Aim of the exercise: Your task is to output, without alteration, each line from the one containing "What does this" through the final line of the records below.

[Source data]

%%

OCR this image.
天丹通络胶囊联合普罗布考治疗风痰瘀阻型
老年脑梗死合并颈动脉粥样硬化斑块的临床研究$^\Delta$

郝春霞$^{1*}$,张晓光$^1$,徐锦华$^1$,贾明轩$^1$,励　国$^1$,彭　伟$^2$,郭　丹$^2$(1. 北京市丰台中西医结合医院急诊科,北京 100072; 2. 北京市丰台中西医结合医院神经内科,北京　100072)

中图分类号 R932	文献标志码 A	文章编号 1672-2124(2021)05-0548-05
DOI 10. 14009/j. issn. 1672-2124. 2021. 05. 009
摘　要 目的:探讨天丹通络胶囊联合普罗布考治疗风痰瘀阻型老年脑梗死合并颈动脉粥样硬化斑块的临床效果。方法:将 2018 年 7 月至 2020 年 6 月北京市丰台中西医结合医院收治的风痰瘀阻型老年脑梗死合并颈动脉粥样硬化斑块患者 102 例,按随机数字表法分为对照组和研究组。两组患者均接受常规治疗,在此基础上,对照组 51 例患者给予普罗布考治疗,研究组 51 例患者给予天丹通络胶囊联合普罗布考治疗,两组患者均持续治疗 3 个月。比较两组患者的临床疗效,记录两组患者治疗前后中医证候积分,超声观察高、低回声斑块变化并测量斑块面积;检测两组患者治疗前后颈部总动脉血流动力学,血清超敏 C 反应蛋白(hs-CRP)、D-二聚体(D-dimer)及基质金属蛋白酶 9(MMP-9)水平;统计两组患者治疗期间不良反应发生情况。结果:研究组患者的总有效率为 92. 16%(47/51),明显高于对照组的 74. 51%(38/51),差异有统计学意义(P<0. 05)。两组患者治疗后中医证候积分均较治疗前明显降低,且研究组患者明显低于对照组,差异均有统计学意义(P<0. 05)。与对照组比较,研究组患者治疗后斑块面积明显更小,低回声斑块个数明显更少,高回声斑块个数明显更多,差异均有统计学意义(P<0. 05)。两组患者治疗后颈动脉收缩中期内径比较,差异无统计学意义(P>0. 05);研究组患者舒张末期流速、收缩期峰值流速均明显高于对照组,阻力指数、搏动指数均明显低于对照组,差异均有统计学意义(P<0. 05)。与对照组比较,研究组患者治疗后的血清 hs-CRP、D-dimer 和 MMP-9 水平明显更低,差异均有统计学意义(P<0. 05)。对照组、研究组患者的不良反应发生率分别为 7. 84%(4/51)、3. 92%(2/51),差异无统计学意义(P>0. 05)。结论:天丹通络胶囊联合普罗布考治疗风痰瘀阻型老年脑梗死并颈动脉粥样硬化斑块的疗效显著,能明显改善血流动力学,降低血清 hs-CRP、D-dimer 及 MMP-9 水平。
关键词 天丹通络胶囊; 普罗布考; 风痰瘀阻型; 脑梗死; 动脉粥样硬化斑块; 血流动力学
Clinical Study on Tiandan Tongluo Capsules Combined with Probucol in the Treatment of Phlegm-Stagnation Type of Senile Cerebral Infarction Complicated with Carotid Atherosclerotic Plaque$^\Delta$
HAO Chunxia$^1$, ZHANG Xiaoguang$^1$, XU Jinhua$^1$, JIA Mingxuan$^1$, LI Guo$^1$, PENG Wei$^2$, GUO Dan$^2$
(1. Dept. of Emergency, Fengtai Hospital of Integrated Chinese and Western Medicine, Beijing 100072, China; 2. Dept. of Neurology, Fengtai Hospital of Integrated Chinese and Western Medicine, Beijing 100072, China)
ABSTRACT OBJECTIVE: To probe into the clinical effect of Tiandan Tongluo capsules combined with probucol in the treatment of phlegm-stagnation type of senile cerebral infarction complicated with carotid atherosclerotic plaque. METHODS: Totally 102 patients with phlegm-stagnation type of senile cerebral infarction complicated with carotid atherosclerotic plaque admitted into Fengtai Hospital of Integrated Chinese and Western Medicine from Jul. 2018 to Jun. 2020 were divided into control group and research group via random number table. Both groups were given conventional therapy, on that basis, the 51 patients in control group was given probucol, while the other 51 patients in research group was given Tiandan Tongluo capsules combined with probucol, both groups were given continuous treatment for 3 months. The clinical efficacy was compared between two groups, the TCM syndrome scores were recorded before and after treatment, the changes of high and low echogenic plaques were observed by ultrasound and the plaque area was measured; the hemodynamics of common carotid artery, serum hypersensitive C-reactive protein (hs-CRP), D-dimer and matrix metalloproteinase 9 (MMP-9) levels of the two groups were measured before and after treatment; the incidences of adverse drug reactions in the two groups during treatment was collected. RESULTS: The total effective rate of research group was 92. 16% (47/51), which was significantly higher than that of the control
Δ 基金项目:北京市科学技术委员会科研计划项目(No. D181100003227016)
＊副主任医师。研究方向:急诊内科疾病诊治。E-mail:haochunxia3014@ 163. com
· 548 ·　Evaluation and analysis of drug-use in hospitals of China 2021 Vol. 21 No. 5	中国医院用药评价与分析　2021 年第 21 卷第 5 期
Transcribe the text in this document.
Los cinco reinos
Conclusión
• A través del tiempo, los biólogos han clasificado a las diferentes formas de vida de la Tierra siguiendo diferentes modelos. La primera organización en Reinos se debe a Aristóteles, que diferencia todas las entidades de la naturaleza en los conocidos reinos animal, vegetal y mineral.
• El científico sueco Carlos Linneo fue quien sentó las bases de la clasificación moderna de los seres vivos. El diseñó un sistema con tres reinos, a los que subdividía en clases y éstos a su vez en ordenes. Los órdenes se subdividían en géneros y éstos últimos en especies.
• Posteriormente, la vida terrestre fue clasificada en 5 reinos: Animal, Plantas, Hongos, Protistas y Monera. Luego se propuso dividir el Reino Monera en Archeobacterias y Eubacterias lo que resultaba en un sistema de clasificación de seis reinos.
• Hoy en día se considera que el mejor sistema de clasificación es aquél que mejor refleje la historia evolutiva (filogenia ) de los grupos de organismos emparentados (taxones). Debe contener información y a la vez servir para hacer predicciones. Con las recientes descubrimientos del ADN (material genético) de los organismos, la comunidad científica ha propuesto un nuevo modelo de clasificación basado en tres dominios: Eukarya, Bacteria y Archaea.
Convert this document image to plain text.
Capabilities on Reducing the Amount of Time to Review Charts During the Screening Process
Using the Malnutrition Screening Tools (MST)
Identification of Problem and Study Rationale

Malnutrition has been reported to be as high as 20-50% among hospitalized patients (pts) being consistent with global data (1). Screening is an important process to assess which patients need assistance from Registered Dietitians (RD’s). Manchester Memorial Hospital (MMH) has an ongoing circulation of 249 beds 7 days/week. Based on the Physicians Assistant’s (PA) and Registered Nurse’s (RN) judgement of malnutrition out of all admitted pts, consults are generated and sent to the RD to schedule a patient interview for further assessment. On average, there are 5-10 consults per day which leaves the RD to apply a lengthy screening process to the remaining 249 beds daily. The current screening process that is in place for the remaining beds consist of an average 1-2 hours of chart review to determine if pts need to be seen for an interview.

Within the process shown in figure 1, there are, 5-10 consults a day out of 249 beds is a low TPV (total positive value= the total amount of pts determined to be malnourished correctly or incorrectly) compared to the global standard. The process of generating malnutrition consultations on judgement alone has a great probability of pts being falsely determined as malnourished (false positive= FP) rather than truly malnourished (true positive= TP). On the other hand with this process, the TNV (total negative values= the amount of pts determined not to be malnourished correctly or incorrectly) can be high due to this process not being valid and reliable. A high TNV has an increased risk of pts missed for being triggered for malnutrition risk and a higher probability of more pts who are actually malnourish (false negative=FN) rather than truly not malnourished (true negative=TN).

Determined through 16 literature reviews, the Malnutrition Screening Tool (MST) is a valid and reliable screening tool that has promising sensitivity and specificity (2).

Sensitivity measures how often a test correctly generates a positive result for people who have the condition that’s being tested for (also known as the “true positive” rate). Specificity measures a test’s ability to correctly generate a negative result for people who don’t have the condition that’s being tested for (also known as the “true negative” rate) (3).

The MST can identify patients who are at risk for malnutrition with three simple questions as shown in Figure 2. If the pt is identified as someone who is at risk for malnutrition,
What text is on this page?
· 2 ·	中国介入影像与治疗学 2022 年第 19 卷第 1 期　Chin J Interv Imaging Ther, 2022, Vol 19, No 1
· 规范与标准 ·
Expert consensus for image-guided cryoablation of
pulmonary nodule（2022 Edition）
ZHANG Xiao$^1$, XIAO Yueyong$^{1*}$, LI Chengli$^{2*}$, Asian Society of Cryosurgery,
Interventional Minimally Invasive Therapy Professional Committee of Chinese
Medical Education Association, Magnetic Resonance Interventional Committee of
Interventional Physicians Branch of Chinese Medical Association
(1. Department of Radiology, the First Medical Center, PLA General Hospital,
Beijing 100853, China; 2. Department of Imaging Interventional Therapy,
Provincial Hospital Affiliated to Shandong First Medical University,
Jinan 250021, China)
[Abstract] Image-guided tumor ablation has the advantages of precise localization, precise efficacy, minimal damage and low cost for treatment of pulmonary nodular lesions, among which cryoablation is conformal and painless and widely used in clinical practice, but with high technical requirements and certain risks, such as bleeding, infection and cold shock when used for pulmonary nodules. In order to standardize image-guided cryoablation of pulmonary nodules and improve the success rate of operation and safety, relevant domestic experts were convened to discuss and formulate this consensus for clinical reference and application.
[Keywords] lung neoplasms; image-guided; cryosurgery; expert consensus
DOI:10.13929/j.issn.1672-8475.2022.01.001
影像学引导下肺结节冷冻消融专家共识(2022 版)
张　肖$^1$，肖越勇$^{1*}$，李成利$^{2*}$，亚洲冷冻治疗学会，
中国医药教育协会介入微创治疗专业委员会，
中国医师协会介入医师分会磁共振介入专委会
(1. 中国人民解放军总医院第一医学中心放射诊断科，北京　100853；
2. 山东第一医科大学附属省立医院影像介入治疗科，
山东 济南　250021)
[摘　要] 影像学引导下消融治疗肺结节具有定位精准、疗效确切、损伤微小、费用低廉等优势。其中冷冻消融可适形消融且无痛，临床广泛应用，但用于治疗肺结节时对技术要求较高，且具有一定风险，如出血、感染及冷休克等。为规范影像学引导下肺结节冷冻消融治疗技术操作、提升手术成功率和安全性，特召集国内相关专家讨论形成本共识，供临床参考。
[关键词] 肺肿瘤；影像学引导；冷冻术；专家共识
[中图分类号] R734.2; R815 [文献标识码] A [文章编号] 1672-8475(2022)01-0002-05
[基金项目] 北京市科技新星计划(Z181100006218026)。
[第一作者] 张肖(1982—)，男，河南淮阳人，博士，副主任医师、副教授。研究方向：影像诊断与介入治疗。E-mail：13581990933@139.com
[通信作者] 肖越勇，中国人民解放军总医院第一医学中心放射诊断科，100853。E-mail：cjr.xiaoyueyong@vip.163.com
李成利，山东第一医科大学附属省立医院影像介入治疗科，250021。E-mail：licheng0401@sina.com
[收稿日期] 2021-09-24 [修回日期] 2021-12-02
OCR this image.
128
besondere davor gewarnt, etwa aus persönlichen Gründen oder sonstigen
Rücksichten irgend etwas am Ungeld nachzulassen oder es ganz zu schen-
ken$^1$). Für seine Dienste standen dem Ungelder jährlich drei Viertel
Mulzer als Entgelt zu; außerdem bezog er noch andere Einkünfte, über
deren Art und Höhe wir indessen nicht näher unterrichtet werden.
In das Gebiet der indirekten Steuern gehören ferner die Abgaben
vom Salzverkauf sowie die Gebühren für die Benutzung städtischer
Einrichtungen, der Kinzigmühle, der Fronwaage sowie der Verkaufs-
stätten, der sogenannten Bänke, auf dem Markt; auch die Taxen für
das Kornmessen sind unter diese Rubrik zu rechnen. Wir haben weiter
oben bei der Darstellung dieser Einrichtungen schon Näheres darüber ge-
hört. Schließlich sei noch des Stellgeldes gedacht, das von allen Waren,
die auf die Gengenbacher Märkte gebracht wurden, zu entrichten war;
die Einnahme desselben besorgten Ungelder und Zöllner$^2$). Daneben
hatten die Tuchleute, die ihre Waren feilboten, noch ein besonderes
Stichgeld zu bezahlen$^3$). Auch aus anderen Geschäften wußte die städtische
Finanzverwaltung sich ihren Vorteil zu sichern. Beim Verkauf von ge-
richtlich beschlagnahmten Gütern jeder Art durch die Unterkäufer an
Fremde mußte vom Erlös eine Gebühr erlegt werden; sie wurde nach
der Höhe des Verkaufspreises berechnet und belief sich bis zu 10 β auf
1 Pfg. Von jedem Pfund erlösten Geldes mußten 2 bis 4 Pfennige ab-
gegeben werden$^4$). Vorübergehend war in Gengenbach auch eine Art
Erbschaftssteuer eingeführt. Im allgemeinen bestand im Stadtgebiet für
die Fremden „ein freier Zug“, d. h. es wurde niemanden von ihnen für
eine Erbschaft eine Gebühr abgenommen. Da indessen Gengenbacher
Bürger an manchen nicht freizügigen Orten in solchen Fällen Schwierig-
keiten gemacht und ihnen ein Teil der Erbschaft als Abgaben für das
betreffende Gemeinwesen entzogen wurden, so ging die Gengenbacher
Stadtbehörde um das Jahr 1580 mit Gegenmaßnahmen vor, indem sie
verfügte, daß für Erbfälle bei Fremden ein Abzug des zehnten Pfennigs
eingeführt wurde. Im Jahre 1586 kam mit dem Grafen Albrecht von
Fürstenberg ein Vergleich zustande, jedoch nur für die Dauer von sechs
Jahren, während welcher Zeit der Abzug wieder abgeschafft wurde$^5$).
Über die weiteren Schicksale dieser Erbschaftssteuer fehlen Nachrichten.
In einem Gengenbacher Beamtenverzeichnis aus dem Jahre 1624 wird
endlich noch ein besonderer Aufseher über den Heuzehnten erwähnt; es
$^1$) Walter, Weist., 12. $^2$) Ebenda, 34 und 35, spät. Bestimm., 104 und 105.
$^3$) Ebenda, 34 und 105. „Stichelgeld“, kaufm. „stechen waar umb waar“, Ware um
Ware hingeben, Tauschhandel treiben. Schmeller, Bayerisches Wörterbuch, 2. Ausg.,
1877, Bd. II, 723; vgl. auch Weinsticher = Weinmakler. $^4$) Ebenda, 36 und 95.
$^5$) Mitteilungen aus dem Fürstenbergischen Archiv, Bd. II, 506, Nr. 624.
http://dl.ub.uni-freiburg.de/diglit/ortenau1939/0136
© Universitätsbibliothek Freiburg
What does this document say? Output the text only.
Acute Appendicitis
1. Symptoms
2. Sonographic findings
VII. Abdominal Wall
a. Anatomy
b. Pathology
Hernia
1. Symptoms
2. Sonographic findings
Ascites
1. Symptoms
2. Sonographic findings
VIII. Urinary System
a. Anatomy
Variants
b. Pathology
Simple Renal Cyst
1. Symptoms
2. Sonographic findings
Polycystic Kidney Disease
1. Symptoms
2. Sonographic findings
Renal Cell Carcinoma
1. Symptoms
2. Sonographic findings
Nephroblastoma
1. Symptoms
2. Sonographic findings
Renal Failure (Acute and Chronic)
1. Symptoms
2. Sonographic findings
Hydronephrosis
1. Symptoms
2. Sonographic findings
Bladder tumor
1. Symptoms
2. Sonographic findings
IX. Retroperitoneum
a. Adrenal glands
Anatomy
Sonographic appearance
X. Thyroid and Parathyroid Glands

%%

Answer space:
What does this document say? Output the text only.
Acute Appendicitis
1. Symptoms
2. Sonographic findings
VII. Abdominal Wall
a. Anatomy
b. Pathology
Hernia
1. Symptoms
2. Sonographic findings
Ascites
1. Symptoms
2. Sonographic findings
VIII. Urinary System
a. Anatomy
Variants
b. Pathology
Simple Renal Cyst
1. Symptoms
2. Sonographic findings
Polycystic Kidney Disease
1. Symptoms
2. Sonographic findings
Renal Cell Carcinoma
1. Symptoms
2. Sonographic findings
Nephroblastoma
1. Symptoms
2. Sonographic findings
Renal Failure (Acute and Chronic)
1. Symptoms
2. Sonographic findings
Hydronephrosis
1. Symptoms
2. Sonographic findings
Bladder tumor
1. Symptoms
2. Sonographic findings
IX. Retroperitoneum
a. Adrenal glands
Anatomy
Sonographic appearance
X. Thyroid and Parathyroid Glands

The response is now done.